===== ENTRIES SUPPLIED =====

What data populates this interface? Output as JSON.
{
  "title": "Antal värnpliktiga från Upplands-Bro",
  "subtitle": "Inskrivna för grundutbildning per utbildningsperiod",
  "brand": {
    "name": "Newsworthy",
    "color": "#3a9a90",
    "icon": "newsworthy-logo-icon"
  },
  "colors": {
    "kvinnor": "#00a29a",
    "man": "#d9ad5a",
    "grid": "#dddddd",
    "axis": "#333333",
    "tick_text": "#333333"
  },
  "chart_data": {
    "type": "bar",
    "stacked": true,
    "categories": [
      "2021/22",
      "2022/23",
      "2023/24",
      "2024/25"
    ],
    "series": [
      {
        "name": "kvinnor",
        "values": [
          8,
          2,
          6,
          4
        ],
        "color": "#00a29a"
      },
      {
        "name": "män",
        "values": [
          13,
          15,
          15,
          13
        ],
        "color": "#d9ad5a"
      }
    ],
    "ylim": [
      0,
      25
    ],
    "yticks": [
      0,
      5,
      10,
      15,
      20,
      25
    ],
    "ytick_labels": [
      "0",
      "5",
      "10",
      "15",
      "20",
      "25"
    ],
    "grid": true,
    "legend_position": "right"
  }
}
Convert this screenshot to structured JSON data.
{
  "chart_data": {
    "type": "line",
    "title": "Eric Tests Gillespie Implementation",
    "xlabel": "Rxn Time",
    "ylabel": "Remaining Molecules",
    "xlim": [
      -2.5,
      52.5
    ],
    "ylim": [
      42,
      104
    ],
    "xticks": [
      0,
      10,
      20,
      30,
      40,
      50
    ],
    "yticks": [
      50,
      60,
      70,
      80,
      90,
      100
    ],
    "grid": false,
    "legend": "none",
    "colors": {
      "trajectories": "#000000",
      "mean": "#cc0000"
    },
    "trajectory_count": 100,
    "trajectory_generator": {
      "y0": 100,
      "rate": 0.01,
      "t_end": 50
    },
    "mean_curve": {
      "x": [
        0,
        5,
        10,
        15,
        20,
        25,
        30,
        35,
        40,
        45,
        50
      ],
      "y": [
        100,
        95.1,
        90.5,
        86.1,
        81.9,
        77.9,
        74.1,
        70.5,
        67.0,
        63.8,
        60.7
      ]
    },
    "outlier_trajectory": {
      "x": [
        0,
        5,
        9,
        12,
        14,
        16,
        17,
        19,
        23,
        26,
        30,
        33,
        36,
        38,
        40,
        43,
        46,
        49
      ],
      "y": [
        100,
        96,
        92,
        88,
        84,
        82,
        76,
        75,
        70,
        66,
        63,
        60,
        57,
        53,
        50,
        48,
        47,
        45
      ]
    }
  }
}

=====

REQUEST:
The records above should be repeated in full, exactly as given.

RESPONSE TO THIS TASK:
What data populates this interface? Output as JSON.
{
  "title": "Antal värnpliktiga från Upplands-Bro",
  "subtitle": "Inskrivna för grundutbildning per utbildningsperiod",
  "brand": {
    "name": "Newsworthy",
    "color": "#3a9a90",
    "icon": "newsworthy-logo-icon"
  },
  "colors": {
    "kvinnor": "#00a29a",
    "man": "#d9ad5a",
    "grid": "#dddddd",
    "axis": "#333333",
    "tick_text": "#333333"
  },
  "chart_data": {
    "type": "bar",
    "stacked": true,
    "categories": [
      "2021/22",
      "2022/23",
      "2023/24",
      "2024/25"
    ],
    "series": [
      {
        "name": "kvinnor",
        "values": [
          8,
          2,
          6,
          4
        ],
        "color": "#00a29a"
      },
      {
        "name": "män",
        "values": [
          13,
          15,
          15,
          13
        ],
        "color": "#d9ad5a"
      }
    ],
    "ylim": [
      0,
      25
    ],
    "yticks": [
      0,
      5,
      10,
      15,
      20,
      25
    ],
    "ytick_labels": [
      "0",
      "5",
      "10",
      "15",
      "20",
      "25"
    ],
    "grid": true,
    "legend_position": "right"
  }
}
Convert this screenshot to structured JSON data.
{
  "chart_data": {
    "type": "line",
    "title": "Eric Tests Gillespie Implementation",
    "xlabel": "Rxn Time",
    "ylabel": "Remaining Molecules",
    "xlim": [
      -2.5,
      52.5
    ],
    "ylim": [
      42,
      104
    ],
    "xticks": [
      0,
      10,
      20,
      30,
      40,
      50
    ],
    "yticks": [
      50,
      60,
      70,
      80,
      90,
      100
    ],
    "grid": false,
    "legend": "none",
    "colors": {
      "trajectories": "#000000",
      "mean": "#cc0000"
    },
    "trajectory_count": 100,
    "trajectory_generator": {
      "y0": 100,
      "rate": 0.01,
      "t_end": 50
    },
    "mean_curve": {
      "x": [
        0,
        5,
        10,
        15,
        20,
        25,
        30,
        35,
        40,
        45,
        50
      ],
      "y": [
        100,
        95.1,
        90.5,
        86.1,
        81.9,
        77.9,
        74.1,
        70.5,
        67.0,
        63.8,
        60.7
      ]
    },
    "outlier_trajectory": {
      "x": [
        0,
        5,
        9,
        12,
        14,
        16,
        17,
        19,
        23,
        26,
        30,
        33,
        36,
        38,
        40,
        43,
        46,
        49
      ],
      "y": [
        100,
        96,
        92,
        88,
        84,
        82,
        76,
        75,
        70,
        66,
        63,
        60,
        57,
        53,
        50,
        48,
        47,
        45
      ]
    }
  }
}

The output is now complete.